SET EXERCISE A:
Please print the rows below, from the line containing "menu-settings[interactable]: Settings bbox=[287, 79, 340, 94]" through the line containing "info-key: Kernel bbox=[289, 173, 344, 191]", without changing a character.

TEXT EXCERPT:
Which of these shows have you seen, or performed in? People always have such interesting stories about these.
My favorites are Little Me, particularly the scene in which the Principal Male, in character as Otto Schnitzler, has a conversation with "himself" in a bathroom stall.
I also loved The Threepenny Opera I saw in which the Narrator played multiple smaller roles, a la Reefer Madness... is that standard?
I've done both "Greater Tuna" and "A Tuna Christmas" in the Arles track. Lots of fun, but I all I really remember was being completely exhausted. Never a free moment for the 2 hours they roll. Every time you walk offstage you're seized by the dressers and wiggle your way into the costumes and then run to the next entrance with milliseconds to spare. If an actor drops lines or jumps or whatnot, backstage explodes into chaos.
The 39 Steps is kind of an extreme example of actors playing many roles.
When I see the phrase "the ____ estate", I imagine a vast mansion in the country full of monocled men and high-collared women receiving letters about productions across the country and doing spit-takes at whatever they contain.
-Kad
In Little Shop of Horrors, the actor who plays Orin the Dentist also plays several different characters (one of them a woman) during "The Meek Shall Inherit".
"You drank a charm to kill John Proctor's wife! You drank a charm to kill Goody Proctor!" - Betty Parris to Abigail Williams in Arthur Miller's The Crucible
I did a children's theatre production of Seussical (TYA version, or course) with a 9 person cast, I got the distint pleasure of playing both the Cat in the Hat AND Wickersham #2.
I hour show. 15 costume changes.
"If this is going to be a Christian nation that doesn't help the poor, either we have to pretend that Jesus was just as selfish as we are, or we've got to acknowledge that He commanded us to love the poor and serve the needy without condition and then admit that we just don't want to do it." -Stephen Colbert
When I did "Ragtime" I played JP Morgan (<------) and was in the ensemble, sometimes as JP Morgan and sometimes as a random immigrant. I'd say I had at least 5 costume changes. I played 3 roles (each with a different costume) in "Saturday Night," "City of Angels," and "Gypsy." Playing many roles seems to be my specialty...

Source records:
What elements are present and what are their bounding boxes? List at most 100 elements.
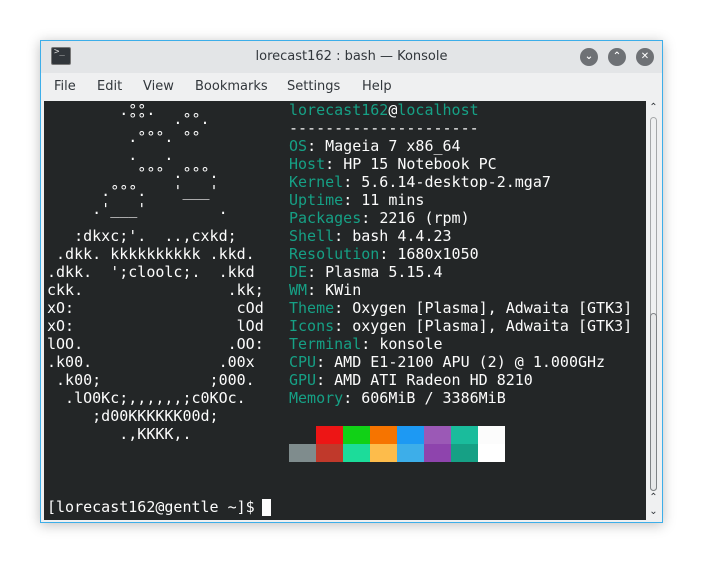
menu-settings[interactable]: Settings bbox=[287, 79, 340, 94]
logo-line: .°°°. °° bbox=[47, 128, 201, 146]
info-key: Terminal bbox=[289, 335, 362, 353]
close-icon: ✕ bbox=[640, 51, 650, 62]
menu-edit[interactable]: Edit bbox=[97, 79, 122, 94]
scroll-up-button-bottom[interactable]: ⌃ bbox=[646, 491, 661, 505]
info-key: WM bbox=[289, 281, 308, 299]
color-swatch bbox=[451, 426, 478, 444]
info-value: HP 15 Notebook PC bbox=[343, 155, 497, 173]
color-swatch bbox=[424, 444, 451, 462]
text-cursor bbox=[262, 499, 271, 516]
scroll-up-button[interactable]: ⌃ bbox=[646, 101, 661, 115]
info-key: Shell bbox=[289, 227, 335, 245]
color-swatch bbox=[343, 444, 370, 462]
color-swatch bbox=[316, 444, 343, 462]
info-key: CPU bbox=[289, 353, 317, 371]
logo-line: ;d00KKKKKK00d; bbox=[47, 407, 219, 425]
info-key: Kernel bbox=[289, 173, 344, 191]
info-row: DE: Plasma 5.15.4 bbox=[289, 263, 443, 281]
info-value: Plasma 5.15.4 bbox=[325, 263, 443, 281]
color-swatch bbox=[478, 426, 505, 444]
terminal-area[interactable]: .°°. °° .°°. .°°°. °° . . °°° .°°°. .°°°… bbox=[44, 101, 646, 520]
shell-prompt: [lorecast162@gentle ~]$ bbox=[47, 498, 264, 516]
logo-line: xO: cOd bbox=[47, 299, 264, 317]
chevron-up-icon: ⌃ bbox=[612, 51, 622, 62]
logo-line: .lO0Kc;,,,,,,;c0KOc. bbox=[47, 389, 246, 407]
color-swatch bbox=[289, 426, 316, 444]
konsole-window: lorecast162 : bash — Konsole ⌄ ⌃ ✕ File … bbox=[40, 40, 663, 523]
info-row: CPU: AMD E1-2100 APU (2) @ 1.000GHz bbox=[289, 353, 606, 371]
menu-file[interactable]: File bbox=[54, 79, 76, 94]
info-row: Shell: bash 4.4.23 bbox=[289, 227, 452, 245]
color-swatch bbox=[451, 444, 478, 462]
info-value: AMD ATI Radeon HD 8210 bbox=[334, 371, 533, 389]
logo-line: ckk. .kk; bbox=[47, 281, 264, 299]
user-host-line: lorecast162@localhost bbox=[289, 101, 479, 119]
scrollbar[interactable]: ⌃ ⌃ ⌄ bbox=[646, 101, 661, 520]
chevron-down-icon: ⌄ bbox=[649, 506, 658, 517]
color-swatch bbox=[343, 426, 370, 444]
color-swatch bbox=[289, 444, 316, 462]
menu-view[interactable]: View bbox=[143, 79, 174, 94]
info-value: konsole bbox=[379, 335, 443, 353]
scroll-down-button[interactable]: ⌄ bbox=[646, 505, 661, 519]
info-key: Packages bbox=[289, 209, 362, 227]
info-key: GPU bbox=[289, 371, 317, 389]
info-key: Resolution bbox=[289, 245, 380, 263]
info-value: 11 mins bbox=[361, 191, 425, 209]
menu-help[interactable]: Help bbox=[362, 79, 392, 94]
logo-line: :dkxc;'. ..,cxkd; bbox=[47, 227, 237, 245]
info-value: 2216 (rpm) bbox=[379, 209, 470, 227]
chevron-down-icon: ⌄ bbox=[584, 51, 594, 62]
maximize-button[interactable]: ⌃ bbox=[608, 48, 626, 66]
close-button[interactable]: ✕ bbox=[636, 48, 654, 66]
info-value: AMD E1-2100 APU (2) @ 1.000GHz bbox=[334, 353, 606, 371]
info-row: OS: Mageia 7 x86_64 bbox=[289, 137, 461, 155]
logo-line: °°° .°°°. bbox=[47, 164, 219, 182]
logo-line: . . bbox=[47, 146, 174, 164]
logo-line: .'___' . bbox=[47, 200, 228, 218]
info-value: KWin bbox=[325, 281, 362, 299]
info-key: Host bbox=[289, 155, 326, 173]
color-swatch bbox=[370, 444, 397, 462]
info-row: GPU: AMD ATI Radeon HD 8210 bbox=[289, 371, 533, 389]
info-row: Memory: 606MiB / 3386MiB bbox=[289, 389, 506, 407]
info-key: Uptime bbox=[289, 191, 344, 209]
info-row: Host: HP 15 Notebook PC bbox=[289, 155, 497, 173]
menu-bar: File Edit View Bookmarks Settings Help bbox=[41, 73, 662, 101]
logo-line: °° .°°. bbox=[47, 110, 210, 128]
color-swatch bbox=[424, 426, 451, 444]
logo-line: .,KKKK,. bbox=[47, 425, 192, 443]
info-row: Icons: oxygen [Plasma], Adwaita [GTK3] bbox=[289, 317, 633, 335]
info-key: Icons bbox=[289, 317, 335, 335]
info-key: DE bbox=[289, 263, 308, 281]
color-swatch bbox=[316, 426, 343, 444]
logo-line: .°°°. '___' bbox=[47, 182, 219, 200]
color-swatch bbox=[397, 444, 424, 462]
info-row: Uptime: 11 mins bbox=[289, 191, 425, 209]
info-key: Theme bbox=[289, 299, 335, 317]
info-row: Packages: 2216 (rpm) bbox=[289, 209, 470, 227]
color-swatch bbox=[478, 444, 505, 462]
title-bar[interactable]: lorecast162 : bash — Konsole ⌄ ⌃ ✕ bbox=[41, 41, 662, 73]
logo-line: lOO. .OO: bbox=[47, 335, 264, 353]
info-row: Terminal: konsole bbox=[289, 335, 443, 353]
info-key: Memory bbox=[289, 389, 344, 407]
scrollbar-thumb[interactable] bbox=[650, 313, 657, 491]
color-swatch bbox=[370, 426, 397, 444]
info-value: 1680x1050 bbox=[397, 245, 479, 263]
chevron-up-icon: ⌃ bbox=[649, 492, 658, 503]
logo-line: .k00; ;000. bbox=[47, 371, 255, 389]
menu-bookmarks[interactable]: Bookmarks bbox=[195, 79, 268, 94]
logo-line: .dkk. kkkkkkkkkk .kkd. bbox=[47, 245, 255, 263]
logo-line: xO: lOd bbox=[47, 317, 264, 335]
info-value: oxygen [Plasma], Adwaita [GTK3] bbox=[352, 317, 633, 335]
logo-line: .dkk. ';cloolc;. .kkd bbox=[47, 263, 255, 281]
info-value: 606MiB / 3386MiB bbox=[361, 389, 506, 407]
minimize-button[interactable]: ⌄ bbox=[580, 48, 598, 66]
info-value: Oxygen [Plasma], Adwaita [GTK3] bbox=[352, 299, 633, 317]
separator: --------------------- bbox=[289, 119, 479, 137]
info-value: Mageia 7 x86_64 bbox=[325, 137, 461, 155]
info-row: Kernel: 5.6.14-desktop-2.mga7 bbox=[289, 173, 551, 191]
info-value: 5.6.14-desktop-2.mga7 bbox=[361, 173, 551, 191]
info-row: WM: KWin bbox=[289, 281, 362, 299]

SET EXERCISE B:
Output the stretch of the theater discussion above from "Which of these" through "is that standard?", copied word for word.

EXPECTED OUTPUT A:
menu-settings[interactable]: Settings bbox=[287, 79, 340, 94]
logo-line: .°°°. °° bbox=[47, 128, 201, 146]
info-key: Terminal bbox=[289, 335, 362, 353]
close-icon: ✕ bbox=[640, 51, 650, 62]
menu-edit[interactable]: Edit bbox=[97, 79, 122, 94]
scroll-up-button-bottom[interactable]: ⌃ bbox=[646, 491, 661, 505]
info-key: WM bbox=[289, 281, 308, 299]
color-swatch bbox=[451, 426, 478, 444]
info-value: HP 15 Notebook PC bbox=[343, 155, 497, 173]
color-swatch bbox=[424, 444, 451, 462]
text-cursor bbox=[262, 499, 271, 516]
scroll-up-button[interactable]: ⌃ bbox=[646, 101, 661, 115]
info-key: Shell bbox=[289, 227, 335, 245]
color-swatch bbox=[343, 444, 370, 462]
color-swatch bbox=[316, 444, 343, 462]
info-key: CPU bbox=[289, 353, 317, 371]
logo-line: ;d00KKKKKK00d; bbox=[47, 407, 219, 425]
info-key: Kernel bbox=[289, 173, 344, 191]

EXPECTED OUTPUT B:
Which of these shows have you seen, or performed in? People always have such interesting stories about these.
My favorites are Little Me, particularly the scene in which the Principal Male, in character as Otto Schnitzler, has a conversation with "himself" in a bathroom stall.
I also loved The Threepenny Opera I saw in which the Narrator played multiple smaller roles, a la Reefer Madness... is that standard?